Extracted records ▸

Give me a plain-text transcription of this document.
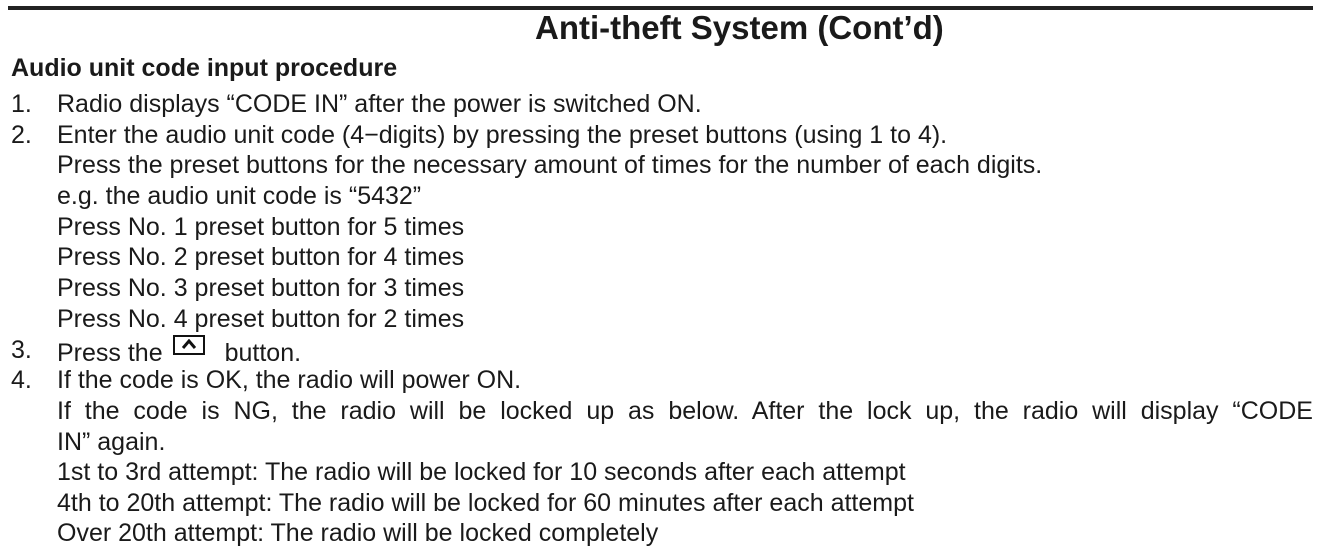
Anti-theft System (Cont’d)
Audio unit code input procedure
1. Radio displays “CODE IN” after the power is switched ON.
2. Enter the audio unit code (4−digits) by pressing the preset buttons (using 1 to 4).
Press the preset buttons for the necessary amount of times for the number of each digits.
e.g. the audio unit code is “5432”
Press No. 1 preset button for 5 times
Press No. 2 preset button for 4 times
Press No. 3 preset button for 3 times
Press No. 4 preset button for 2 times
3. Press the button.
4. If the code is OK, the radio will power ON.
If the code is NG, the radio will be locked up as below. After the lock up, the radio will display “CODE
IN” again.
1st to 3rd attempt: The radio will be locked for 10 seconds after each attempt
4th to 20th attempt: The radio will be locked for 60 minutes after each attempt
Over 20th attempt: The radio will be locked completely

What you have to do ▸ Return to the listing above and set it down exactly, leaving out its pictures.

Worked solution ▸
Give me a plain-text transcription of this document.
Anti-theft System (Cont’d)
Audio unit code input procedure
1. Radio displays “CODE IN” after the power is switched ON.
2. Enter the audio unit code (4−digits) by pressing the preset buttons (using 1 to 4).
Press the preset buttons for the necessary amount of times for the number of each digits.
e.g. the audio unit code is “5432”
Press No. 1 preset button for 5 times
Press No. 2 preset button for 4 times
Press No. 3 preset button for 3 times
Press No. 4 preset button for 2 times
3. Press the button.
4. If the code is OK, the radio will power ON.
If the code is NG, the radio will be locked up as below. After the lock up, the radio will display “CODE
IN” again.
1st to 3rd attempt: The radio will be locked for 10 seconds after each attempt
4th to 20th attempt: The radio will be locked for 60 minutes after each attempt
Over 20th attempt: The radio will be locked completely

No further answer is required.